# The records

- - - - - - -

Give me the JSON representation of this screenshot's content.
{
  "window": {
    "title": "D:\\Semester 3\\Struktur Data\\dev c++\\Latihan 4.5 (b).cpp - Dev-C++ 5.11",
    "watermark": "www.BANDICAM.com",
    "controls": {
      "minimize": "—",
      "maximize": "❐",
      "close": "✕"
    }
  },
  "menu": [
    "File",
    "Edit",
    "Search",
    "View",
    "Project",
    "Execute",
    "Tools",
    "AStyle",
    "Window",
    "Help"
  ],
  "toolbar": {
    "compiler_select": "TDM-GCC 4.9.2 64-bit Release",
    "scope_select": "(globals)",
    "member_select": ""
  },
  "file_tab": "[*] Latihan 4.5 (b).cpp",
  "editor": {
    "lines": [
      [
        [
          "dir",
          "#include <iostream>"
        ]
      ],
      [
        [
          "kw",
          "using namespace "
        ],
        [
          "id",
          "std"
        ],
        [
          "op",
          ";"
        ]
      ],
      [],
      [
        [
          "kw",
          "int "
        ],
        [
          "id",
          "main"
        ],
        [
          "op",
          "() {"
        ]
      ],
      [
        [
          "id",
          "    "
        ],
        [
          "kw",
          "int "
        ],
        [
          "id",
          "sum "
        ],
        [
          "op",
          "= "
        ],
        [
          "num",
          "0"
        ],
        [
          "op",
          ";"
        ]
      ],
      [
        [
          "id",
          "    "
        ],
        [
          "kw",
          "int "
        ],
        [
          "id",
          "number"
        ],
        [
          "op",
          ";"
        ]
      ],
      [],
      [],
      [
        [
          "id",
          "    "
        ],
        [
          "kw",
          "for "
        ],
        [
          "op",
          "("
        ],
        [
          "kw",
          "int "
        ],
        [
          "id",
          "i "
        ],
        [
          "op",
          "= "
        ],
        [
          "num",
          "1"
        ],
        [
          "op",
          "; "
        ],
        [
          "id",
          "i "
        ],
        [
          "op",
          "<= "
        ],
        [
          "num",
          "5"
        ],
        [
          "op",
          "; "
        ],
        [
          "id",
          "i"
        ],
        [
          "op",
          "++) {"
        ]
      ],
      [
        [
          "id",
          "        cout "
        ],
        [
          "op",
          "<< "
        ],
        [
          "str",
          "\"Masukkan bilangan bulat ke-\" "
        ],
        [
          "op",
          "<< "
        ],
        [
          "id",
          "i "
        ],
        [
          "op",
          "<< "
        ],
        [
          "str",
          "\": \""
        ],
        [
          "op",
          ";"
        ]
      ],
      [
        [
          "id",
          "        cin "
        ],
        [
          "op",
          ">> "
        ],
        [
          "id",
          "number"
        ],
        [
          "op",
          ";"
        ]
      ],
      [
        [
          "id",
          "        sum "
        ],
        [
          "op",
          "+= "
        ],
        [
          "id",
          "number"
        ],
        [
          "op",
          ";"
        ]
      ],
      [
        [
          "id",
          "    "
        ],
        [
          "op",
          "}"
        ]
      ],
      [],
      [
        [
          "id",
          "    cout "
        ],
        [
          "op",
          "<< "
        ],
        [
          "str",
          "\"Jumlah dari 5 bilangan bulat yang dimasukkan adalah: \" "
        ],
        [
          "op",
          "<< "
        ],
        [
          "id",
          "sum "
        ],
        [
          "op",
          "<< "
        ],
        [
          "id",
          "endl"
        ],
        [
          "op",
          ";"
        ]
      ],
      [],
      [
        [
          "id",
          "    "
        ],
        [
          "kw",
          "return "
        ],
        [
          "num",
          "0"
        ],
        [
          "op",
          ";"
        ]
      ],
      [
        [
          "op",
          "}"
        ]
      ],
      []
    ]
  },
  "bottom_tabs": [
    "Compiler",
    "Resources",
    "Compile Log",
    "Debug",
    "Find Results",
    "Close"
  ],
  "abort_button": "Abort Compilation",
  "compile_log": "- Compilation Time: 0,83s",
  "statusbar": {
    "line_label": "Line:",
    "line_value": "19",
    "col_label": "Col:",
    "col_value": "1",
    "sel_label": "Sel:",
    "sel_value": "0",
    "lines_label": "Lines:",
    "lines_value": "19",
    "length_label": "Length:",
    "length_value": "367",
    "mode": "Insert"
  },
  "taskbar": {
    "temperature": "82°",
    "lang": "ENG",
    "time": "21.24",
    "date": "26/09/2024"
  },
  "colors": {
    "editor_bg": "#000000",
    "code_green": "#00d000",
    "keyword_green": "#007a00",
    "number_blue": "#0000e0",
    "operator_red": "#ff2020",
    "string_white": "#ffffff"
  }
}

- - - - - - -

# Exercise description
Using the data above, repeat every line exactly.

# Output of the task
Give me the JSON representation of this screenshot's content.
{
  "window": {
    "title": "D:\\Semester 3\\Struktur Data\\dev c++\\Latihan 4.5 (b).cpp - Dev-C++ 5.11",
    "watermark": "www.BANDICAM.com",
    "controls": {
      "minimize": "—",
      "maximize": "❐",
      "close": "✕"
    }
  },
  "menu": [
    "File",
    "Edit",
    "Search",
    "View",
    "Project",
    "Execute",
    "Tools",
    "AStyle",
    "Window",
    "Help"
  ],
  "toolbar": {
    "compiler_select": "TDM-GCC 4.9.2 64-bit Release",
    "scope_select": "(globals)",
    "member_select": ""
  },
  "file_tab": "[*] Latihan 4.5 (b).cpp",
  "editor": {
    "lines": [
      [
        [
          "dir",
          "#include <iostream>"
        ]
      ],
      [
        [
          "kw",
          "using namespace "
        ],
        [
          "id",
          "std"
        ],
        [
          "op",
          ";"
        ]
      ],
      [],
      [
        [
          "kw",
          "int "
        ],
        [
          "id",
          "main"
        ],
        [
          "op",
          "() {"
        ]
      ],
      [
        [
          "id",
          "    "
        ],
        [
          "kw",
          "int "
        ],
        [
          "id",
          "sum "
        ],
        [
          "op",
          "= "
        ],
        [
          "num",
          "0"
        ],
        [
          "op",
          ";"
        ]
      ],
      [
        [
          "id",
          "    "
        ],
        [
          "kw",
          "int "
        ],
        [
          "id",
          "number"
        ],
        [
          "op",
          ";"
        ]
      ],
      [],
      [],
      [
        [
          "id",
          "    "
        ],
        [
          "kw",
          "for "
        ],
        [
          "op",
          "("
        ],
        [
          "kw",
          "int "
        ],
        [
          "id",
          "i "
        ],
        [
          "op",
          "= "
        ],
        [
          "num",
          "1"
        ],
        [
          "op",
          "; "
        ],
        [
          "id",
          "i "
        ],
        [
          "op",
          "<= "
        ],
        [
          "num",
          "5"
        ],
        [
          "op",
          "; "
        ],
        [
          "id",
          "i"
        ],
        [
          "op",
          "++) {"
        ]
      ],
      [
        [
          "id",
          "        cout "
        ],
        [
          "op",
          "<< "
        ],
        [
          "str",
          "\"Masukkan bilangan bulat ke-\" "
        ],
        [
          "op",
          "<< "
        ],
        [
          "id",
          "i "
        ],
        [
          "op",
          "<< "
        ],
        [
          "str",
          "\": \""
        ],
        [
          "op",
          ";"
        ]
      ],
      [
        [
          "id",
          "        cin "
        ],
        [
          "op",
          ">> "
        ],
        [
          "id",
          "number"
        ],
        [
          "op",
          ";"
        ]
      ],
      [
        [
          "id",
          "        sum "
        ],
        [
          "op",
          "+= "
        ],
        [
          "id",
          "number"
        ],
        [
          "op",
          ";"
        ]
      ],
      [
        [
          "id",
          "    "
        ],
        [
          "op",
          "}"
        ]
      ],
      [],
      [
        [
          "id",
          "    cout "
        ],
        [
          "op",
          "<< "
        ],
        [
          "str",
          "\"Jumlah dari 5 bilangan bulat yang dimasukkan adalah: \" "
        ],
        [
          "op",
          "<< "
        ],
        [
          "id",
          "sum "
        ],
        [
          "op",
          "<< "
        ],
        [
          "id",
          "endl"
        ],
        [
          "op",
          ";"
        ]
      ],
      [],
      [
        [
          "id",
          "    "
        ],
        [
          "kw",
          "return "
        ],
        [
          "num",
          "0"
        ],
        [
          "op",
          ";"
        ]
      ],
      [
        [
          "op",
          "}"
        ]
      ],
      []
    ]
  },
  "bottom_tabs": [
    "Compiler",
    "Resources",
    "Compile Log",
    "Debug",
    "Find Results",
    "Close"
  ],
  "abort_button": "Abort Compilation",
  "compile_log": "- Compilation Time: 0,83s",
  "statusbar": {
    "line_label": "Line:",
    "line_value": "19",
    "col_label": "Col:",
    "col_value": "1",
    "sel_label": "Sel:",
    "sel_value": "0",
    "lines_label": "Lines:",
    "lines_value": "19",
    "length_label": "Length:",
    "length_value": "367",
    "mode": "Insert"
  },
  "taskbar": {
    "temperature": "82°",
    "lang": "ENG",
    "time": "21.24",
    "date": "26/09/2024"
  },
  "colors": {
    "editor_bg": "#000000",
    "code_green": "#00d000",
    "keyword_green": "#007a00",
    "number_blue": "#0000e0",
    "operator_red": "#ff2020",
    "string_white": "#ffffff"
  }
}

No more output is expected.